Stored rows →
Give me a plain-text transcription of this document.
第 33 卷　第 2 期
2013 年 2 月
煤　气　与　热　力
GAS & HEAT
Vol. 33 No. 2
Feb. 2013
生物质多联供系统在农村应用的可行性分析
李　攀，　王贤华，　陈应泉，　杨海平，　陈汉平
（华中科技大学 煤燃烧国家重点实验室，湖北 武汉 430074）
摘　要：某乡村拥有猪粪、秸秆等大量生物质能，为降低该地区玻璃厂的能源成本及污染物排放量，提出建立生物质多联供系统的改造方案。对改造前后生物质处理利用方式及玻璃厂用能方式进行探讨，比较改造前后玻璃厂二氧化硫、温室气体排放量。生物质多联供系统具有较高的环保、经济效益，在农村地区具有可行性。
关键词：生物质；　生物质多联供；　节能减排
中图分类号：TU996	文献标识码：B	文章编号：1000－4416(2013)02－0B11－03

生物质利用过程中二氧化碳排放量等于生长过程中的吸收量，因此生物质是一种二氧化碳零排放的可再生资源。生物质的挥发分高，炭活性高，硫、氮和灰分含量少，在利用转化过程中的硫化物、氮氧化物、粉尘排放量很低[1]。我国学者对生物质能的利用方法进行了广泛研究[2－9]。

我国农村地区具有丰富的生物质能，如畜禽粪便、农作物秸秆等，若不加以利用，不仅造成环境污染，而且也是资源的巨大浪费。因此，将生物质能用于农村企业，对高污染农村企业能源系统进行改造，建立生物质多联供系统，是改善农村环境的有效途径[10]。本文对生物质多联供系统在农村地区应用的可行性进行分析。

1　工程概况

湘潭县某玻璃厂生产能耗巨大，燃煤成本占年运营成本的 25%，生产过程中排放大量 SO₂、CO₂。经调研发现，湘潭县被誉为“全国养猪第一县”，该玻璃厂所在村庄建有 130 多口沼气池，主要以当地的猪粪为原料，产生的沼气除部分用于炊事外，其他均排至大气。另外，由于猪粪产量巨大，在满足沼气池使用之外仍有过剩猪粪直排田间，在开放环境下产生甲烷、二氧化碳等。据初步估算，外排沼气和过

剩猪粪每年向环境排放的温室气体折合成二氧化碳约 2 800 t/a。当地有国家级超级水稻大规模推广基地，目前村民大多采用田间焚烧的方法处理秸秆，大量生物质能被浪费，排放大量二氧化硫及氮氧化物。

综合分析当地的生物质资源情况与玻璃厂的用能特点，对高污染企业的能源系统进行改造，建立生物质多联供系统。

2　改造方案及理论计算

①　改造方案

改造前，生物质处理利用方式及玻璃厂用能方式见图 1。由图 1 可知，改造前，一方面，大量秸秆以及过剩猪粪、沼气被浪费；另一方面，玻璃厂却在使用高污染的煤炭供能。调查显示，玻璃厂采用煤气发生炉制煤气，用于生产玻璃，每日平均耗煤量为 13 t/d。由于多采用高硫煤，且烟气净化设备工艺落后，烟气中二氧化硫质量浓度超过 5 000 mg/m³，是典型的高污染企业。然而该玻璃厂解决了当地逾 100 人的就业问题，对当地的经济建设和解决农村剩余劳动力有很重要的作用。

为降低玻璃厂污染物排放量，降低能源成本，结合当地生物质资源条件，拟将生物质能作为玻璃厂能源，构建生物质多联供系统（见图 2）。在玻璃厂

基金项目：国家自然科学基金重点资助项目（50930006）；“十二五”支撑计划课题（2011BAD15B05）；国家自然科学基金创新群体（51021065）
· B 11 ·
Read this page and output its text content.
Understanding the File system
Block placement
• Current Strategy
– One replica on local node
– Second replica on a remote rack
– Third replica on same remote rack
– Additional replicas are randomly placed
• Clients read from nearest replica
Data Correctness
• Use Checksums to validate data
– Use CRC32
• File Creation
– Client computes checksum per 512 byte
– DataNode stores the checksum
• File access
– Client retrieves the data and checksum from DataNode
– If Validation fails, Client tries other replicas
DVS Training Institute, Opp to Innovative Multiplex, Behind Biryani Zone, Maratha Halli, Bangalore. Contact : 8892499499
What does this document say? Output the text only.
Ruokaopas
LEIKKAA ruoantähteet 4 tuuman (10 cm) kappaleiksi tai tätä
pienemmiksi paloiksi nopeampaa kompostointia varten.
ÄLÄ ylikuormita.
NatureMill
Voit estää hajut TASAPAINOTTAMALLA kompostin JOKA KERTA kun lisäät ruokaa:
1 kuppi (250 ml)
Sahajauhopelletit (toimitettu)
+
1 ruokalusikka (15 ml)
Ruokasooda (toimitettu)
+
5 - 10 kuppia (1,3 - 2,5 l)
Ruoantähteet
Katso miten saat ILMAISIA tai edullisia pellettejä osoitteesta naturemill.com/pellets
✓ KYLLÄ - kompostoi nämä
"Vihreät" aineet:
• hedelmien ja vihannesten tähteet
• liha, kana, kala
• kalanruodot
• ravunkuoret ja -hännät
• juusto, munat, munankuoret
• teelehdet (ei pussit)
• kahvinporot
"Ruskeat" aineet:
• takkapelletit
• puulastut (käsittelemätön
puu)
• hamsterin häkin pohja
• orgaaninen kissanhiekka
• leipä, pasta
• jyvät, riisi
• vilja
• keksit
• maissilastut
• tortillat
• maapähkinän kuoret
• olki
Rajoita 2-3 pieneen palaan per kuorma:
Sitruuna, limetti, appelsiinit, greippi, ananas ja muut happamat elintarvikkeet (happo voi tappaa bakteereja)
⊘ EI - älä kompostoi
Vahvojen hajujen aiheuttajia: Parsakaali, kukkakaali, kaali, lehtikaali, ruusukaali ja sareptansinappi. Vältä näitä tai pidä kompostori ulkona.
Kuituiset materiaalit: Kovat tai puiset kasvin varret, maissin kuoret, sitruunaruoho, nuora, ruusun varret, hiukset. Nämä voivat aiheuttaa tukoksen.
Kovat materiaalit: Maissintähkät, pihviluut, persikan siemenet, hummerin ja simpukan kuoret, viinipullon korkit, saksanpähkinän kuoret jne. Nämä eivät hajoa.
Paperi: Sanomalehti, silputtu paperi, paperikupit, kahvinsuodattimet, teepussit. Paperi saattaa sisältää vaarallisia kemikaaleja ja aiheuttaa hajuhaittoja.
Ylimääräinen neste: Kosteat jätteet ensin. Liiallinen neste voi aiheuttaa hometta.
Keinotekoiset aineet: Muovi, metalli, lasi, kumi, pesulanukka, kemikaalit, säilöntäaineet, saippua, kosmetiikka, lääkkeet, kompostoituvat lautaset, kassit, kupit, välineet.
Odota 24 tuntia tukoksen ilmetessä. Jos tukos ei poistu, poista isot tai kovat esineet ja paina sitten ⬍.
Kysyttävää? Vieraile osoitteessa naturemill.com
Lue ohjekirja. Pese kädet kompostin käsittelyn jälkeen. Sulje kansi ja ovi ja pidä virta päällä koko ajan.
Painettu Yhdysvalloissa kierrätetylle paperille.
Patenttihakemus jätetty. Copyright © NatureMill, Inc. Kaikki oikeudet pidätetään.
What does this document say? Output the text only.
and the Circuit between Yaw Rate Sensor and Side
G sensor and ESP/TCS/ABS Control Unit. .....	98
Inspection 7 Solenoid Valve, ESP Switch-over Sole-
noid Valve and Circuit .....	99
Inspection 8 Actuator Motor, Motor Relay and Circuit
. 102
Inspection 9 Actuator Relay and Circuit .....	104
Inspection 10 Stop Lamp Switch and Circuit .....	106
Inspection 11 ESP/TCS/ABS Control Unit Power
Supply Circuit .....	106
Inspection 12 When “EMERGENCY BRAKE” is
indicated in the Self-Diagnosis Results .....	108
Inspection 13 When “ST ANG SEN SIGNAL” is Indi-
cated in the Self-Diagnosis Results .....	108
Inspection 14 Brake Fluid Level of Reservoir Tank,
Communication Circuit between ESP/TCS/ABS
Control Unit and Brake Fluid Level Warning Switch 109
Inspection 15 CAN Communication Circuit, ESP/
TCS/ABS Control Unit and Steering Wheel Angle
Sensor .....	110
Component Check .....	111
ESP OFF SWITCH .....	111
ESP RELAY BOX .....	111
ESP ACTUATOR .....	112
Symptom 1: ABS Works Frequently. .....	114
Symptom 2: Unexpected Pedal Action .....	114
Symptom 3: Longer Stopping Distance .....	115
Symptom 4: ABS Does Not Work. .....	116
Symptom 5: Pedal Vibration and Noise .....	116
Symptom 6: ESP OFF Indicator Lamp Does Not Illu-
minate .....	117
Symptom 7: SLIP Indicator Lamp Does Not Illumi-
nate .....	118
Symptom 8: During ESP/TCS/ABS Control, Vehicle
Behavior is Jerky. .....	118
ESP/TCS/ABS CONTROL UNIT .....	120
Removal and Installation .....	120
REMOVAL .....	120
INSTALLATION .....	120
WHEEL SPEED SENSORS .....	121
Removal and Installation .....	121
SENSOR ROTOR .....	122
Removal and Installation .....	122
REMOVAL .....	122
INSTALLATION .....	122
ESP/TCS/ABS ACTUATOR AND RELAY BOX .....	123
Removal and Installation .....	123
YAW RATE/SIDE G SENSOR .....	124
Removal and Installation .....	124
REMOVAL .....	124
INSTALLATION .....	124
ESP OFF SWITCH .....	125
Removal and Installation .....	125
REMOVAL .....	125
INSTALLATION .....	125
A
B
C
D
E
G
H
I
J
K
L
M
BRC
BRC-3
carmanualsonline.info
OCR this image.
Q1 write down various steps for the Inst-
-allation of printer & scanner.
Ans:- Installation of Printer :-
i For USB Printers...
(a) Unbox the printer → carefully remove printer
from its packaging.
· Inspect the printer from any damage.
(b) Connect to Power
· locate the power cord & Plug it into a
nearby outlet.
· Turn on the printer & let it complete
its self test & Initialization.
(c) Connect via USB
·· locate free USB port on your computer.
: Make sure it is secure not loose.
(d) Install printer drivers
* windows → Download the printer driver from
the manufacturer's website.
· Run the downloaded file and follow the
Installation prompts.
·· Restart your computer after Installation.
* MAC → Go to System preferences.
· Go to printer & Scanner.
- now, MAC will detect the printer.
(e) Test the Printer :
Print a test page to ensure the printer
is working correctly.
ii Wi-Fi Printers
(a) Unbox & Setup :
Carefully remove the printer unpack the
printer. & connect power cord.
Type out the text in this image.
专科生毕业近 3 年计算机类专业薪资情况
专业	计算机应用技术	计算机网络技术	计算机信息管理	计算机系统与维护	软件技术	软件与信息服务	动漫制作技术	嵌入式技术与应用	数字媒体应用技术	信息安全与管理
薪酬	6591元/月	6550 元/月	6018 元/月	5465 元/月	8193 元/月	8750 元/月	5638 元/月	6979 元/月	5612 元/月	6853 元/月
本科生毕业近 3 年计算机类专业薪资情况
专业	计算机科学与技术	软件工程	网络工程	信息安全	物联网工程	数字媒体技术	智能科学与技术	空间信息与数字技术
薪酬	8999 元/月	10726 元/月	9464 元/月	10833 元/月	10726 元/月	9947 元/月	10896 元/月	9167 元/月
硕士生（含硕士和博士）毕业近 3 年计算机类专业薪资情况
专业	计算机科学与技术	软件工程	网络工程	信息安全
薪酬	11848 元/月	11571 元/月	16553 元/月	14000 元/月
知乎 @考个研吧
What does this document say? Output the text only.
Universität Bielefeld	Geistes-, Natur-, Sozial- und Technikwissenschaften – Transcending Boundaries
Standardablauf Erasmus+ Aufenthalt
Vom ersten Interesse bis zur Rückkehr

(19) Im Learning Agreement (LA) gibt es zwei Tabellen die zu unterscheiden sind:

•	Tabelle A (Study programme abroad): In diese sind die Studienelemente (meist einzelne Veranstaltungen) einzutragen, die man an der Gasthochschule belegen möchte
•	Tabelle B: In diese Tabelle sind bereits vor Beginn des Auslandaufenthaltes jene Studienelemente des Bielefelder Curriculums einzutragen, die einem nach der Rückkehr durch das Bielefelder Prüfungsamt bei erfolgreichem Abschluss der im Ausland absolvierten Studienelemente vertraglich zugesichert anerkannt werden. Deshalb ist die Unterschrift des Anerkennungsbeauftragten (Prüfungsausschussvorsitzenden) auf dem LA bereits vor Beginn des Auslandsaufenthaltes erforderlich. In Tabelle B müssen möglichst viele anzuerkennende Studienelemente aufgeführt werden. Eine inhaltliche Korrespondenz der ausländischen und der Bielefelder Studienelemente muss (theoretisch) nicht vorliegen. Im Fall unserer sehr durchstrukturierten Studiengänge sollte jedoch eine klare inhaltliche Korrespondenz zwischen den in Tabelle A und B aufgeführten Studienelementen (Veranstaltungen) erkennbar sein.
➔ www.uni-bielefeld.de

Task goal →
Search the lines above for the string "diese" and copy each line that has it.

Task answer →
•	Tabelle A (Study programme abroad): In diese sind die Studienelemente (meist einzelne Veranstaltungen) einzutragen, die man an der Gasthochschule belegen möchte
•	Tabelle B: In diese Tabelle sind bereits vor Beginn des Auslandaufenthaltes jene Studienelemente des Bielefelder Curriculums einzutragen, die einem nach der Rückkehr durch das Bielefelder Prüfungsamt bei erfolgreichem Abschluss der im Ausland absolvierten Studienelemente vertraglich zugesichert anerkannt werden. Deshalb ist die Unterschrift des Anerkennungsbeauftragten (Prüfungsausschussvorsitzenden) auf dem LA bereits vor Beginn des Auslandsaufenthaltes erforderlich. In Tabelle B müssen möglichst viele anzuerkennende Studienelemente aufgeführt werden. Eine inhaltliche Korrespondenz der ausländischen und der Bielefelder Studienelemente muss (theoretisch) nicht vorliegen. Im Fall unserer sehr durchstrukturierten Studiengänge sollte jedoch eine klare inhaltliche Korrespondenz zwischen den in Tabelle A und B aufgeführten Studienelementen (Veranstaltungen) erkennbar sein.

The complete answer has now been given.